### Written task
Go through the entries below and retype them exactly, omitting each picture.
━━━ Records for this exercise ━━━
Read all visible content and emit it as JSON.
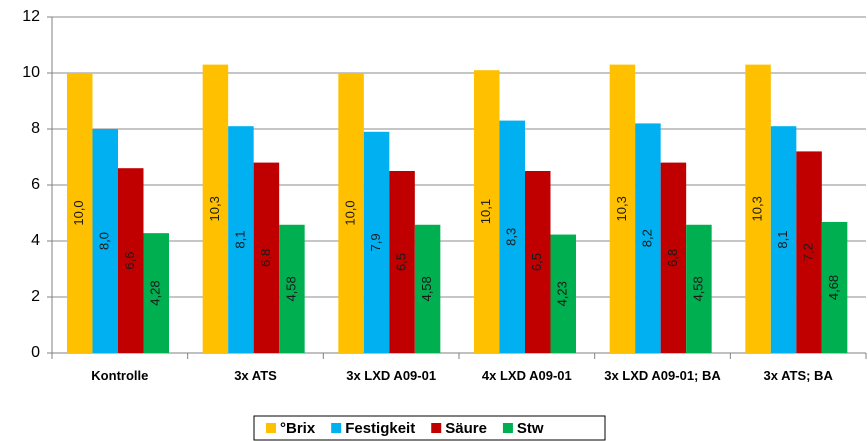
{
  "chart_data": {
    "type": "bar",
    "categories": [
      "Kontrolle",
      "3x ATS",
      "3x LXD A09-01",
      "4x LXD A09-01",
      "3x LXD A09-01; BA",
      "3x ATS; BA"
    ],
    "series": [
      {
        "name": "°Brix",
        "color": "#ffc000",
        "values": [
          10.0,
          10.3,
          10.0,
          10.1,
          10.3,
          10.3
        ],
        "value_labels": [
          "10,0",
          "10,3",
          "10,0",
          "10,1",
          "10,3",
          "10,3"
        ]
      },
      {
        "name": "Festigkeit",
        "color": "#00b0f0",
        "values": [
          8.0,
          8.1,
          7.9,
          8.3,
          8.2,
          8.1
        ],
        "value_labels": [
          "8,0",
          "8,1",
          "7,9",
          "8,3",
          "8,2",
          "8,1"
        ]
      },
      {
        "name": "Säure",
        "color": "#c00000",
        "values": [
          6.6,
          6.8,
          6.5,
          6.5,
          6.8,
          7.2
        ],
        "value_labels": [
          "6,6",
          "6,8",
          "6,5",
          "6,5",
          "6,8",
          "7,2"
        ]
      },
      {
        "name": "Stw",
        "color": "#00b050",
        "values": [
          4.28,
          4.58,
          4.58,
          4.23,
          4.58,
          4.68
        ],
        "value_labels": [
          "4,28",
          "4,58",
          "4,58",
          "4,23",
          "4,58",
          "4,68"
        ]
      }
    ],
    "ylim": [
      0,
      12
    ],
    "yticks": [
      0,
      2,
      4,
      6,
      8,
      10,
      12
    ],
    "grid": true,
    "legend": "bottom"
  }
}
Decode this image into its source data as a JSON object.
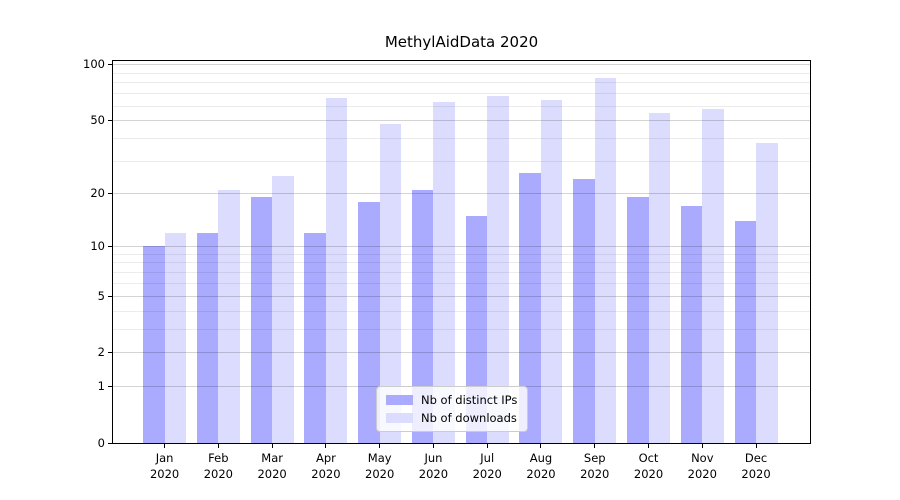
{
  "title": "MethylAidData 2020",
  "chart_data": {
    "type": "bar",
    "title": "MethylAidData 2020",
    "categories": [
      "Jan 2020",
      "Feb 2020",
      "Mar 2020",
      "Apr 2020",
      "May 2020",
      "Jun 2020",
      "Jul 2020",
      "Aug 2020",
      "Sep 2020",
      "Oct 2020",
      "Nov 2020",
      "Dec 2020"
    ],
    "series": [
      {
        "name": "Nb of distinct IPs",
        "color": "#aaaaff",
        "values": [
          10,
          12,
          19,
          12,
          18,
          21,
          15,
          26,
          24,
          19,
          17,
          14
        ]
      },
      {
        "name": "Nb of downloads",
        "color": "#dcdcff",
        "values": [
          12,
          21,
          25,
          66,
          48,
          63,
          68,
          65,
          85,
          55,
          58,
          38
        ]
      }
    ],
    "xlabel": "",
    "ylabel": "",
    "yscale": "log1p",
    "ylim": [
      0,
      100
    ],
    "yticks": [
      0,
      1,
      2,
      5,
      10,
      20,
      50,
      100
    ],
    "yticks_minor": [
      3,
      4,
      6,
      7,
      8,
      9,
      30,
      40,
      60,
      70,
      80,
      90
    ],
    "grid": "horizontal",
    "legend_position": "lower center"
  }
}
━━━
### The response
Read all visible content and emit it as JSON.
{
  "chart_data": {
    "type": "bar",
    "categories": [
      "Kontrolle",
      "3x ATS",
      "3x LXD A09-01",
      "4x LXD A09-01",
      "3x LXD A09-01; BA",
      "3x ATS; BA"
    ],
    "series": [
      {
        "name": "°Brix",
        "color": "#ffc000",
        "values": [
          10.0,
          10.3,
          10.0,
          10.1,
          10.3,
          10.3
        ],
        "value_labels": [
          "10,0",
          "10,3",
          "10,0",
          "10,1",
          "10,3",
          "10,3"
        ]
      },
      {
        "name": "Festigkeit",
        "color": "#00b0f0",
        "values": [
          8.0,
          8.1,
          7.9,
          8.3,
          8.2,
          8.1
        ],
        "value_labels": [
          "8,0",
          "8,1",
          "7,9",
          "8,3",
          "8,2",
          "8,1"
        ]
      },
      {
        "name": "Säure",
        "color": "#c00000",
        "values": [
          6.6,
          6.8,
          6.5,
          6.5,
          6.8,
          7.2
        ],
        "value_labels": [
          "6,6",
          "6,8",
          "6,5",
          "6,5",
          "6,8",
          "7,2"
        ]
      },
      {
        "name": "Stw",
        "color": "#00b050",
        "values": [
          4.28,
          4.58,
          4.58,
          4.23,
          4.58,
          4.68
        ],
        "value_labels": [
          "4,28",
          "4,58",
          "4,58",
          "4,23",
          "4,58",
          "4,68"
        ]
      }
    ],
    "ylim": [
      0,
      12
    ],
    "yticks": [
      0,
      2,
      4,
      6,
      8,
      10,
      12
    ],
    "grid": true,
    "legend": "bottom"
  }
}
Decode this image into its source data as a JSON object.
{
  "title": "MethylAidData 2020",
  "chart_data": {
    "type": "bar",
    "title": "MethylAidData 2020",
    "categories": [
      "Jan 2020",
      "Feb 2020",
      "Mar 2020",
      "Apr 2020",
      "May 2020",
      "Jun 2020",
      "Jul 2020",
      "Aug 2020",
      "Sep 2020",
      "Oct 2020",
      "Nov 2020",
      "Dec 2020"
    ],
    "series": [
      {
        "name": "Nb of distinct IPs",
        "color": "#aaaaff",
        "values": [
          10,
          12,
          19,
          12,
          18,
          21,
          15,
          26,
          24,
          19,
          17,
          14
        ]
      },
      {
        "name": "Nb of downloads",
        "color": "#dcdcff",
        "values": [
          12,
          21,
          25,
          66,
          48,
          63,
          68,
          65,
          85,
          55,
          58,
          38
        ]
      }
    ],
    "xlabel": "",
    "ylabel": "",
    "yscale": "log1p",
    "ylim": [
      0,
      100
    ],
    "yticks": [
      0,
      1,
      2,
      5,
      10,
      20,
      50,
      100
    ],
    "yticks_minor": [
      3,
      4,
      6,
      7,
      8,
      9,
      30,
      40,
      60,
      70,
      80,
      90
    ],
    "grid": "horizontal",
    "legend_position": "lower center"
  }
}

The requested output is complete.